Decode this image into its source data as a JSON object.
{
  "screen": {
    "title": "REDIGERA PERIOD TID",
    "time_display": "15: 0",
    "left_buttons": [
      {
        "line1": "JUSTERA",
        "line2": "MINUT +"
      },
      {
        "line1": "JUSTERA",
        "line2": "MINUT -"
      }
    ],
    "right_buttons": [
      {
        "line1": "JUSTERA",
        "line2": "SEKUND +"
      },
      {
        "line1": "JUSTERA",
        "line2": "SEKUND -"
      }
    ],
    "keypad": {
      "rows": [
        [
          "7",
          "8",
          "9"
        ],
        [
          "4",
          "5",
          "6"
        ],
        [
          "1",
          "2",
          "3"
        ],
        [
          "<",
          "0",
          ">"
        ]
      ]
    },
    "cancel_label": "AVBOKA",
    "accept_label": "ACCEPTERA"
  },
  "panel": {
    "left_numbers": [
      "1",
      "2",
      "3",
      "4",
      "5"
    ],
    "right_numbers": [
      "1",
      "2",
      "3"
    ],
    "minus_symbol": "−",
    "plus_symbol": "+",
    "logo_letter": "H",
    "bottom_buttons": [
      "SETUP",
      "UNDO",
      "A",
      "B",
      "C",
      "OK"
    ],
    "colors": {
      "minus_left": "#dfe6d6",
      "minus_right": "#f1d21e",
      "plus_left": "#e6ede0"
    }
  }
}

-*-

> **EXERCISE INSTRUCTIONS**: Write the entries again, exactly as they stand.

> **OUTPUT OF THE TASK**:
Decode this image into its source data as a JSON object.
{
  "screen": {
    "title": "REDIGERA PERIOD TID",
    "time_display": "15: 0",
    "left_buttons": [
      {
        "line1": "JUSTERA",
        "line2": "MINUT +"
      },
      {
        "line1": "JUSTERA",
        "line2": "MINUT -"
      }
    ],
    "right_buttons": [
      {
        "line1": "JUSTERA",
        "line2": "SEKUND +"
      },
      {
        "line1": "JUSTERA",
        "line2": "SEKUND -"
      }
    ],
    "keypad": {
      "rows": [
        [
          "7",
          "8",
          "9"
        ],
        [
          "4",
          "5",
          "6"
        ],
        [
          "1",
          "2",
          "3"
        ],
        [
          "<",
          "0",
          ">"
        ]
      ]
    },
    "cancel_label": "AVBOKA",
    "accept_label": "ACCEPTERA"
  },
  "panel": {
    "left_numbers": [
      "1",
      "2",
      "3",
      "4",
      "5"
    ],
    "right_numbers": [
      "1",
      "2",
      "3"
    ],
    "minus_symbol": "−",
    "plus_symbol": "+",
    "logo_letter": "H",
    "bottom_buttons": [
      "SETUP",
      "UNDO",
      "A",
      "B",
      "C",
      "OK"
    ],
    "colors": {
      "minus_left": "#dfe6d6",
      "minus_right": "#f1d21e",
      "plus_left": "#e6ede0"
    }
  }
}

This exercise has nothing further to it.